PROBLEM TO SOLVE: Show every line in the records below that contains the word "items".

DATA EXCERPTS:

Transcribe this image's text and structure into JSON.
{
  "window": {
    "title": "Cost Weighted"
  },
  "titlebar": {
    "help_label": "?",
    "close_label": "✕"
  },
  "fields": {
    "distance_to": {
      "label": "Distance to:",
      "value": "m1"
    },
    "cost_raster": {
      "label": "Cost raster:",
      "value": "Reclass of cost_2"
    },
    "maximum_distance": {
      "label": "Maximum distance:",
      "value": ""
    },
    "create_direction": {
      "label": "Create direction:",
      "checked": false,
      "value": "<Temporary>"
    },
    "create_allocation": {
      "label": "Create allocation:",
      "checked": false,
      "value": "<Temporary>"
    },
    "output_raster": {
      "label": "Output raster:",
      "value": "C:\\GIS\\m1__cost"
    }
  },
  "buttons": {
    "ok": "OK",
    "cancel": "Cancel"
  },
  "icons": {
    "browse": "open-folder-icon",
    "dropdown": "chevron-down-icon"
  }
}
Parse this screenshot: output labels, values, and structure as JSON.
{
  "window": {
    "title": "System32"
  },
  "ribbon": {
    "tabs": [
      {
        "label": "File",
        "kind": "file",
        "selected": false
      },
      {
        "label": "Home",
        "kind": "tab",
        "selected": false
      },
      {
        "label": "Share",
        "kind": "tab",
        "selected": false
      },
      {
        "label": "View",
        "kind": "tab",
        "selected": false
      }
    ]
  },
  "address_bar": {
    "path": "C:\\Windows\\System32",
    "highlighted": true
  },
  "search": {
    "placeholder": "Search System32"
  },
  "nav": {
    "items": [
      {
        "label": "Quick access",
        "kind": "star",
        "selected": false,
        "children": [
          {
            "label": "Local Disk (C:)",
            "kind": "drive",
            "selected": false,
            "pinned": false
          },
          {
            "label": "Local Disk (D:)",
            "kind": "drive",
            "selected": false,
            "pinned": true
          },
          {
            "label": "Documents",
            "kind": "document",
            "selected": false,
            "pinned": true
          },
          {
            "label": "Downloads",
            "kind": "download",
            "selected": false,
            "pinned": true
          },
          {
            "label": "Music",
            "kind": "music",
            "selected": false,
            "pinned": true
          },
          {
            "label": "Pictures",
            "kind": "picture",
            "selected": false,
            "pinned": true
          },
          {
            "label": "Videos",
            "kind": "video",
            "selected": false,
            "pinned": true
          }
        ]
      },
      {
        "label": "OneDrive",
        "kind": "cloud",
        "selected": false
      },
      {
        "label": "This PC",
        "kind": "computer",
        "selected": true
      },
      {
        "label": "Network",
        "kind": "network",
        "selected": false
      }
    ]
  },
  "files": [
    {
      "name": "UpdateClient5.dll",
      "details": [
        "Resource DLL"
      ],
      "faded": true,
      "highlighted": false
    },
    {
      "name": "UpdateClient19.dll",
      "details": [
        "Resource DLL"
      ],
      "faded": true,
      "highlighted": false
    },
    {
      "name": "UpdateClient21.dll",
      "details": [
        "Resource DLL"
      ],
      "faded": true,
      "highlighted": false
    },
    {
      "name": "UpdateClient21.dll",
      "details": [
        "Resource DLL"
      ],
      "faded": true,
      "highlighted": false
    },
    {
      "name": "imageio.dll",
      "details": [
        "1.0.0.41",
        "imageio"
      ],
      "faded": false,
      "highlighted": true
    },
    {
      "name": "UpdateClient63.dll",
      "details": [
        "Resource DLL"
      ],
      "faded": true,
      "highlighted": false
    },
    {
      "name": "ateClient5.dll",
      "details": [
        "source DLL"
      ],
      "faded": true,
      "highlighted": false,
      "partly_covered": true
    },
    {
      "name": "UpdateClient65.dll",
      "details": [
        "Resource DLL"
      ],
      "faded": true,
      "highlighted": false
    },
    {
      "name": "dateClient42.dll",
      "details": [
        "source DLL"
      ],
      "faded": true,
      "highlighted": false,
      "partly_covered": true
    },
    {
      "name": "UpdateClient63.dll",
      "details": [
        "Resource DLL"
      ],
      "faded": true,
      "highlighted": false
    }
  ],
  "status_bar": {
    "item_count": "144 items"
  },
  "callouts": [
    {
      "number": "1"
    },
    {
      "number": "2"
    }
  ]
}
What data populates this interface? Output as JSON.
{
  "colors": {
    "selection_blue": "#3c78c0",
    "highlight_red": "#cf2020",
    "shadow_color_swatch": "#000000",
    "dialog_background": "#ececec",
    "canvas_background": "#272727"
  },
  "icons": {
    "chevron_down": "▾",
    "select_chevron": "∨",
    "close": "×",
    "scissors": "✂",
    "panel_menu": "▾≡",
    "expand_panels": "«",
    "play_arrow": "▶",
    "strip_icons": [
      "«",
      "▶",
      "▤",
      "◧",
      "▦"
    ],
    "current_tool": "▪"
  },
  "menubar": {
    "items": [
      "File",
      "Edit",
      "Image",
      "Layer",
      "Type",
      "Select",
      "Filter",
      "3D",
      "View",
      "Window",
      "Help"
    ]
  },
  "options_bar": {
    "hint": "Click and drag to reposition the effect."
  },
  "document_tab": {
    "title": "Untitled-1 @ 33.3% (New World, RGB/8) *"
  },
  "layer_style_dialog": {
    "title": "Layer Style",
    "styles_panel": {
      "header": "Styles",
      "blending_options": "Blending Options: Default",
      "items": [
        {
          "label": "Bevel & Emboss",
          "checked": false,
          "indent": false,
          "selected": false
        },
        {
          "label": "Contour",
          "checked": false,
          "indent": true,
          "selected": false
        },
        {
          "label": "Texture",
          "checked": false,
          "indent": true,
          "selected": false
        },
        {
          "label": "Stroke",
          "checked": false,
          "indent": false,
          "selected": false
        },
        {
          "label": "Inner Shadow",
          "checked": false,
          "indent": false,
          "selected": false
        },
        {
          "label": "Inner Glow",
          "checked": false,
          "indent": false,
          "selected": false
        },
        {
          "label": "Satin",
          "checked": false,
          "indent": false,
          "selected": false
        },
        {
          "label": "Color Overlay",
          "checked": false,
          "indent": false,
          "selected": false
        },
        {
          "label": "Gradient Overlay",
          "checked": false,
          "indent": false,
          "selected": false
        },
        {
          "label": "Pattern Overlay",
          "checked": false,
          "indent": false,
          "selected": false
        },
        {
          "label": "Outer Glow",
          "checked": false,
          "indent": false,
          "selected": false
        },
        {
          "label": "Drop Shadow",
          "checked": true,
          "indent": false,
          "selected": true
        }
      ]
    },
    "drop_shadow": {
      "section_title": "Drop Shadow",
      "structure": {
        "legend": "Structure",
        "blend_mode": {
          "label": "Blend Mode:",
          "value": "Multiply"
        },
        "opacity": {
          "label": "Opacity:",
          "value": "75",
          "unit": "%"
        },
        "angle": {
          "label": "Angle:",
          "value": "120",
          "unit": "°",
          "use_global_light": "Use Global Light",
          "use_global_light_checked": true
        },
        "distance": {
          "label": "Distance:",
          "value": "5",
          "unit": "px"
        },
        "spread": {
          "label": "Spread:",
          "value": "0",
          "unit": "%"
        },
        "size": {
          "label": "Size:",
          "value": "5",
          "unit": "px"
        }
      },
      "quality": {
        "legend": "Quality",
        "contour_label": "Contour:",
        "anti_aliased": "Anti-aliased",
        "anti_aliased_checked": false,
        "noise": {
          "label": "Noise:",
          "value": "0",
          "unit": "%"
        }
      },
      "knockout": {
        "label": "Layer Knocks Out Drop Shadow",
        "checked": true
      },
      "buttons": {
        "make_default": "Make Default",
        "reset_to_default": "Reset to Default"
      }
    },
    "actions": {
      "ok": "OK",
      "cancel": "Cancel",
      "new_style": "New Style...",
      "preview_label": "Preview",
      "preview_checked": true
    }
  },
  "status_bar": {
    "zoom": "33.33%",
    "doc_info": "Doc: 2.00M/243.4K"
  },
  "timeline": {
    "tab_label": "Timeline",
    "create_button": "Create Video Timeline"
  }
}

RESPONSE:
    "items": [
    "item_count": "144 items"
    "items": [
      "items": [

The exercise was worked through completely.